__Prompt__
Reproduce each line from the records that holds "text".

__Records provided__
● ● ● ●

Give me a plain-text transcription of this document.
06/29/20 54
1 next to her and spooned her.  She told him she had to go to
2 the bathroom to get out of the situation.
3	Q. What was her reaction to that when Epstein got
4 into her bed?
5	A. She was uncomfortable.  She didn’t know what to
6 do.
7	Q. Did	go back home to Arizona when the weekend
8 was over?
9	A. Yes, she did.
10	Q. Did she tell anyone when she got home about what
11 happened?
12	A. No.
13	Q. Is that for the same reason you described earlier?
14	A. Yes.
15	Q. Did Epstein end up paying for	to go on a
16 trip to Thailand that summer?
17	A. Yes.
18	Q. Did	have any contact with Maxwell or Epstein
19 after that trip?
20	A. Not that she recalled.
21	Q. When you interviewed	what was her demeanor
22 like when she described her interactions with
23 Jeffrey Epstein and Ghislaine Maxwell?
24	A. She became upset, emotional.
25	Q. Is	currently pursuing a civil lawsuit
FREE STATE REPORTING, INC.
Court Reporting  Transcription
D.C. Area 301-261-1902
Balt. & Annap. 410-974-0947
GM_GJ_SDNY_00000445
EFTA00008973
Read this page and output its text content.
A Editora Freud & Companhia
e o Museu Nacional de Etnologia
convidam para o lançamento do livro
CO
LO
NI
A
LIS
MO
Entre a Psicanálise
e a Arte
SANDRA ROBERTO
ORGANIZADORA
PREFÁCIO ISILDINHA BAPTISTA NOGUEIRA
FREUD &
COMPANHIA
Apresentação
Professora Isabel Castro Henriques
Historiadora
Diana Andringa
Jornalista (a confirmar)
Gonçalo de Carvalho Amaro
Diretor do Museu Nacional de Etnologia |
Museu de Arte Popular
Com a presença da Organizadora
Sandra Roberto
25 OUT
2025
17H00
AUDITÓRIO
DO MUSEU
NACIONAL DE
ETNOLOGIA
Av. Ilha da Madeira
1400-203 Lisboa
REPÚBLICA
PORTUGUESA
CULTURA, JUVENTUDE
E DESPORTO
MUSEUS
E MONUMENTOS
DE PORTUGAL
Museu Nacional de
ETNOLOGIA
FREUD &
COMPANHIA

● ● ● ●

__Result for this exercise__
Give me a plain-text transcription of this document.
Read this page and output its text content.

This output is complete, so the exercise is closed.